CHALLENGE: Copy out the listing in full, exactly as written, but not its pictures.
_ _ _
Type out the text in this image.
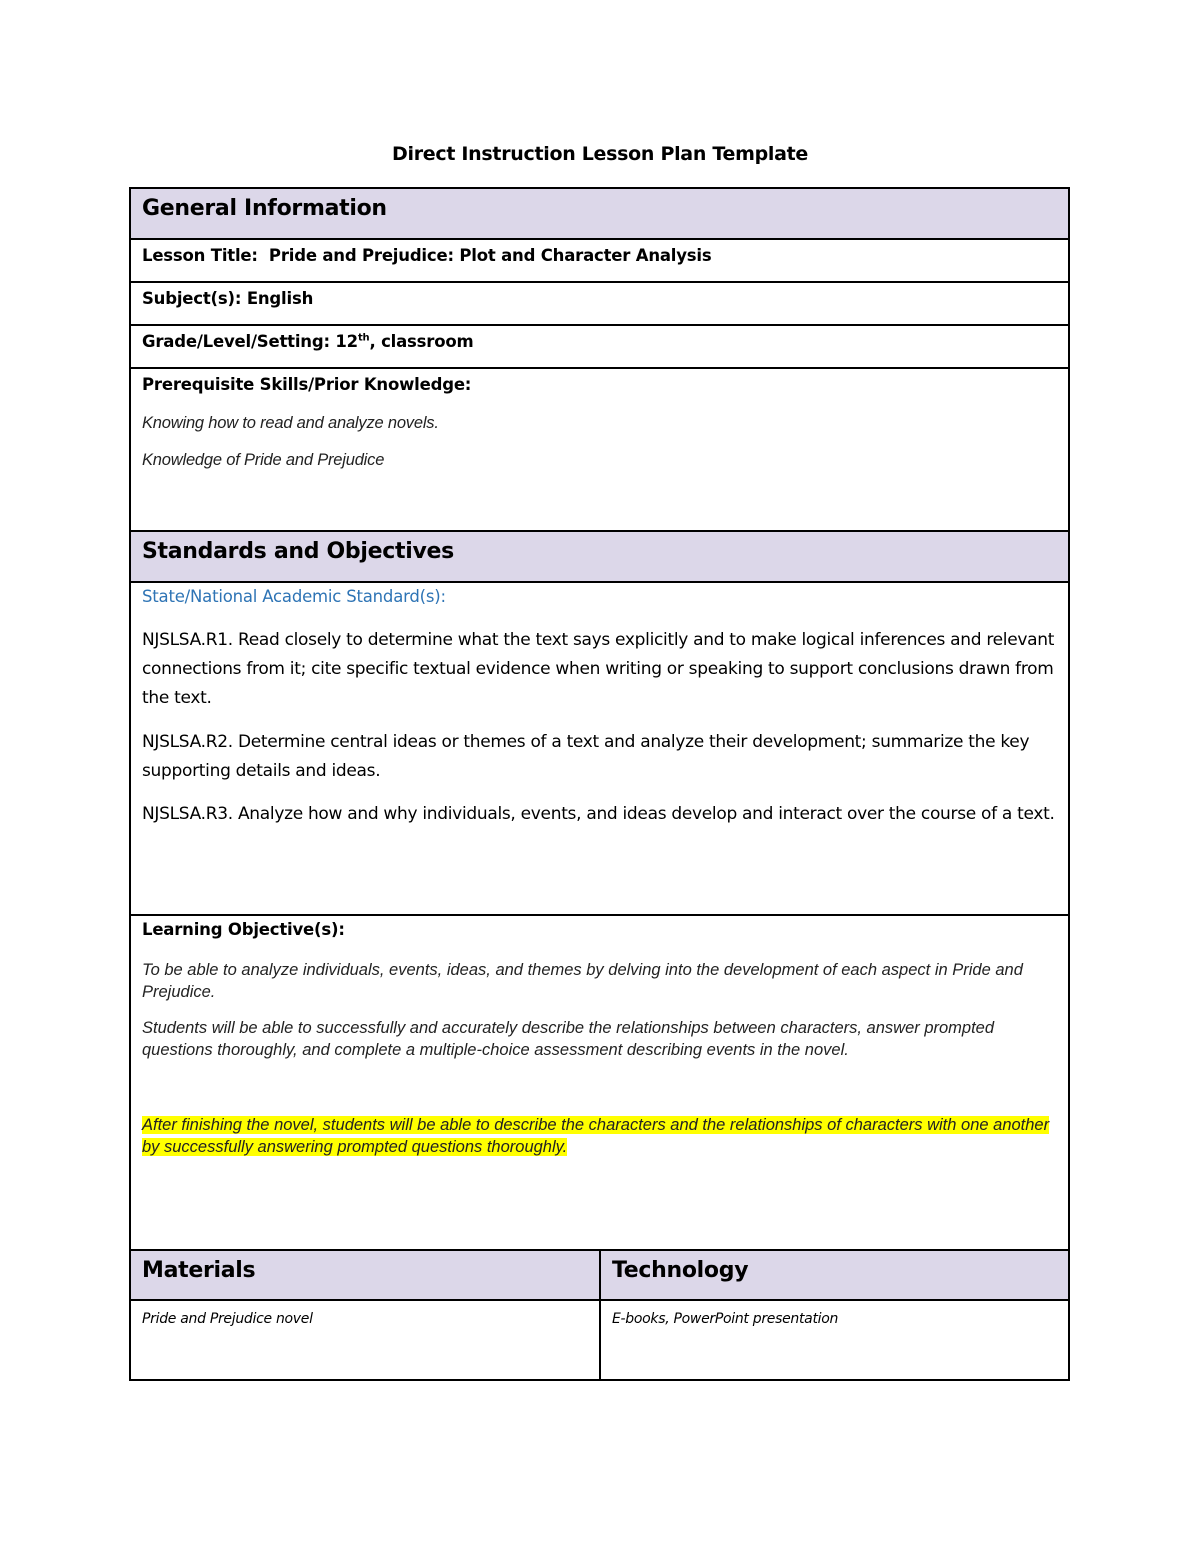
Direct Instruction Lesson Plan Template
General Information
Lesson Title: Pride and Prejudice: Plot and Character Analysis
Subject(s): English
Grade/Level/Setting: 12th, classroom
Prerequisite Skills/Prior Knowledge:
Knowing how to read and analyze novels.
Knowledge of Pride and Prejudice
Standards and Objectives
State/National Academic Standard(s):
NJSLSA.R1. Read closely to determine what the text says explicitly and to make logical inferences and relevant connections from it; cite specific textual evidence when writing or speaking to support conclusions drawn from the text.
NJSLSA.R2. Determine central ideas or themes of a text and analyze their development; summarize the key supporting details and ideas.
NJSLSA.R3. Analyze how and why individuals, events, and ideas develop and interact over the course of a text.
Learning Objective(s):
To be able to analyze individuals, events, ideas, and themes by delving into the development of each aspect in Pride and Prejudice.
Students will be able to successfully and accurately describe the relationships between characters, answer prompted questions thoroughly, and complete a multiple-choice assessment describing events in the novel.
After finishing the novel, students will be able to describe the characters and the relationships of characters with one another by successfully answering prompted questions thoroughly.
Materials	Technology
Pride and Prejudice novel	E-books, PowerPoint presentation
_ _ _
SOLUTION FOR THIS PROBLEM:
Type out the text in this image.
Direct Instruction Lesson Plan Template
General Information
Lesson Title: Pride and Prejudice: Plot and Character Analysis
Subject(s): English
Grade/Level/Setting: 12th, classroom
Prerequisite Skills/Prior Knowledge:
Knowing how to read and analyze novels.
Knowledge of Pride and Prejudice
Standards and Objectives
State/National Academic Standard(s):
NJSLSA.R1. Read closely to determine what the text says explicitly and to make logical inferences and relevant connections from it; cite specific textual evidence when writing or speaking to support conclusions drawn from the text.
NJSLSA.R2. Determine central ideas or themes of a text and analyze their development; summarize the key supporting details and ideas.
NJSLSA.R3. Analyze how and why individuals, events, and ideas develop and interact over the course of a text.
Learning Objective(s):
To be able to analyze individuals, events, ideas, and themes by delving into the development of each aspect in Pride and Prejudice.
Students will be able to successfully and accurately describe the relationships between characters, answer prompted questions thoroughly, and complete a multiple-choice assessment describing events in the novel.
After finishing the novel, students will be able to describe the characters and the relationships of characters with one another by successfully answering prompted questions thoroughly.
Materials	Technology
Pride and Prejudice novel	E-books, PowerPoint presentation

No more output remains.